— Your goal —
Select the lines that hold the word "image" and copy each one.

— Data provided —

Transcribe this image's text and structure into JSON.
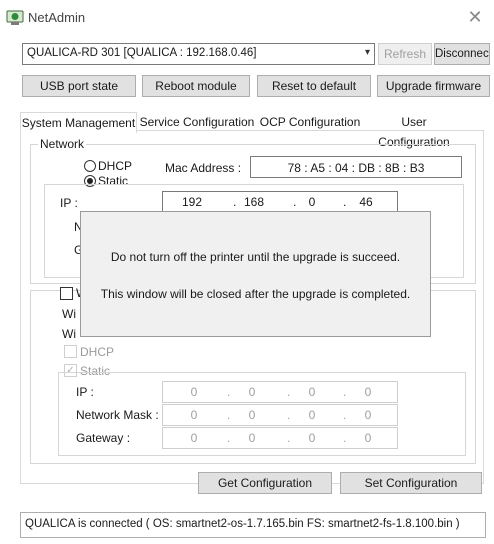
* * *
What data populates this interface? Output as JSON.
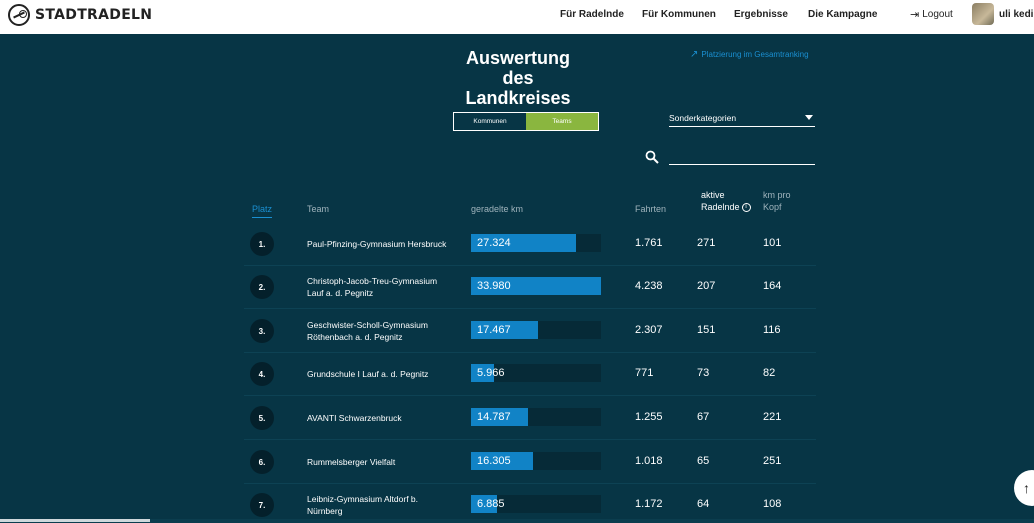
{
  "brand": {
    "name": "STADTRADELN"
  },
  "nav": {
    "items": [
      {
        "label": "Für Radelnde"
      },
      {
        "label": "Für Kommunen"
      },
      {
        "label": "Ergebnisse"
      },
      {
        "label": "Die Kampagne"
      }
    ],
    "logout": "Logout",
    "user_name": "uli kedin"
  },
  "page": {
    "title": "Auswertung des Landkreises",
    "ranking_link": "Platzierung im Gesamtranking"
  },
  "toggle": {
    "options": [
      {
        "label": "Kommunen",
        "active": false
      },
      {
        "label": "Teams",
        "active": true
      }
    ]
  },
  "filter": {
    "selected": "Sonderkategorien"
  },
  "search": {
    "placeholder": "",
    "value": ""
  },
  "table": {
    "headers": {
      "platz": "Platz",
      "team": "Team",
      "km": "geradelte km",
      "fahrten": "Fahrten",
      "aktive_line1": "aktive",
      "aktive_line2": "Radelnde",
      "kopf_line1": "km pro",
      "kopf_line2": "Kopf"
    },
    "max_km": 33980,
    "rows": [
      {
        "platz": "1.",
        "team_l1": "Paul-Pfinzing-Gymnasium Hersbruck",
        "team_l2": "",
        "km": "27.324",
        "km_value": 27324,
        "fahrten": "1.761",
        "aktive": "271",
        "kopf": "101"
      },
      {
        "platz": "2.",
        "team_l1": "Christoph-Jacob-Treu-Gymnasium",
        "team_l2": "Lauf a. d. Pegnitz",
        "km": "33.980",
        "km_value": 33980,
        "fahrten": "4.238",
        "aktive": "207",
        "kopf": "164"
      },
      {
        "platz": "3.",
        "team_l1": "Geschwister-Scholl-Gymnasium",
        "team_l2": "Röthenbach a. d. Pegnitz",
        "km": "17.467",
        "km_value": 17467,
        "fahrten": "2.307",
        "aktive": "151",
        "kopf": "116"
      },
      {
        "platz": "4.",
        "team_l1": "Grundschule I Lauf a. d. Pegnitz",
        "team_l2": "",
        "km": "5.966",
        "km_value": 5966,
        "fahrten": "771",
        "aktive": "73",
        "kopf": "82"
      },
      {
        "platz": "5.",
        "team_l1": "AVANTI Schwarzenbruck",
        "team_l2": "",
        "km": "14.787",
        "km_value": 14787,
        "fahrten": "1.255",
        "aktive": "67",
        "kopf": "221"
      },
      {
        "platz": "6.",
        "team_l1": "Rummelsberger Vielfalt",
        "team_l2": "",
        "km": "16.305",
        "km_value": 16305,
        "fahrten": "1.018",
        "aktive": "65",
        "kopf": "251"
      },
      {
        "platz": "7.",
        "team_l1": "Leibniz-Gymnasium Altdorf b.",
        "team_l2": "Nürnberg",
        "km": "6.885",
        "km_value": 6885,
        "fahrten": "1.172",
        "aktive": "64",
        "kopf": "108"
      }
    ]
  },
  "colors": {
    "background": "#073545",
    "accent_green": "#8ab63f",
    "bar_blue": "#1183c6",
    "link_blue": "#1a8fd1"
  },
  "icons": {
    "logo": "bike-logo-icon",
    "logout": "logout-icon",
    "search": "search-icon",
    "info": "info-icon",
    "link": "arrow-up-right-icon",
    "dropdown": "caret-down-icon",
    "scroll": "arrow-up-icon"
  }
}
---
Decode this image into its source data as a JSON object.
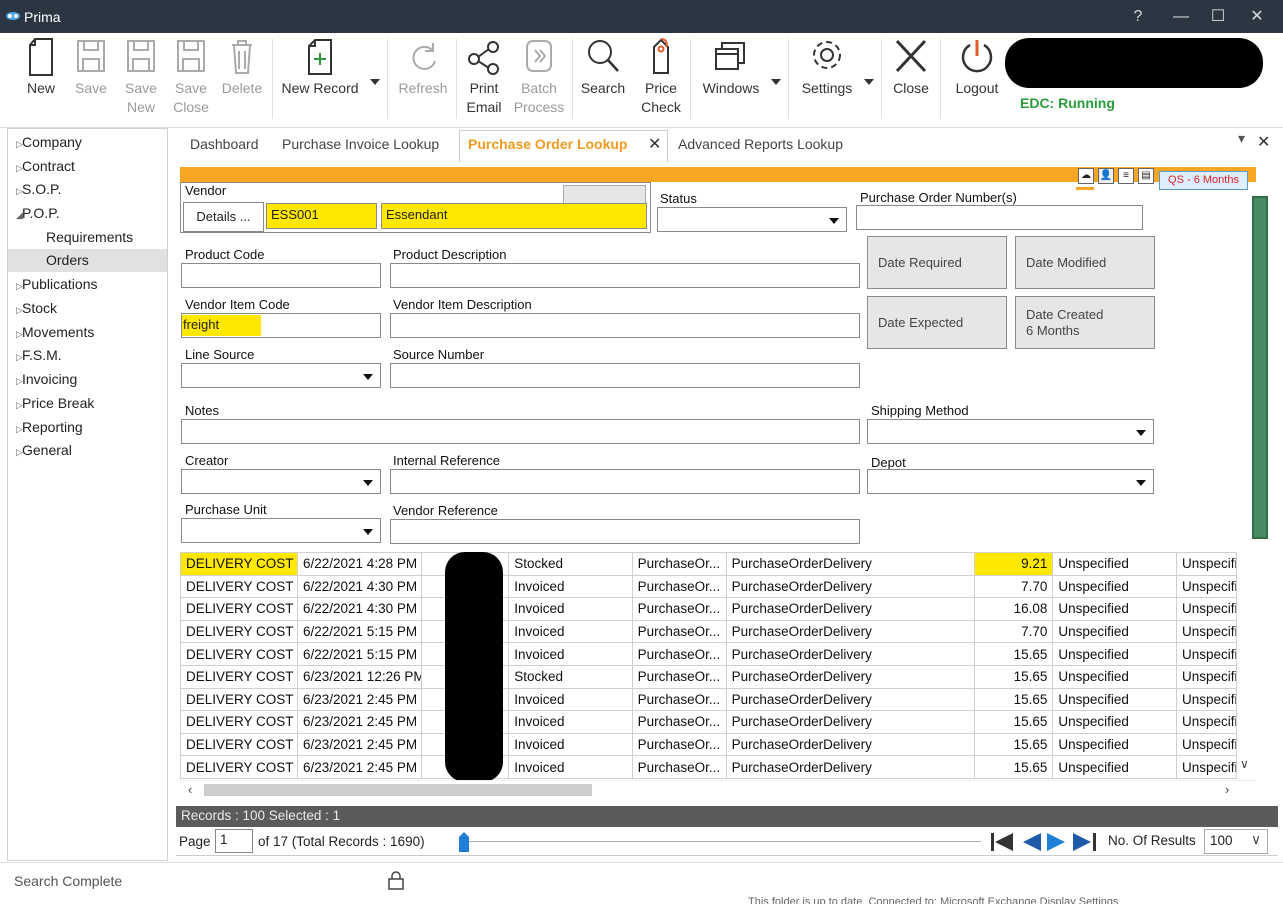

— Complete answer —
Transcribe this image's text and structure into JSON.
Decode this image into its source data as a JSON object.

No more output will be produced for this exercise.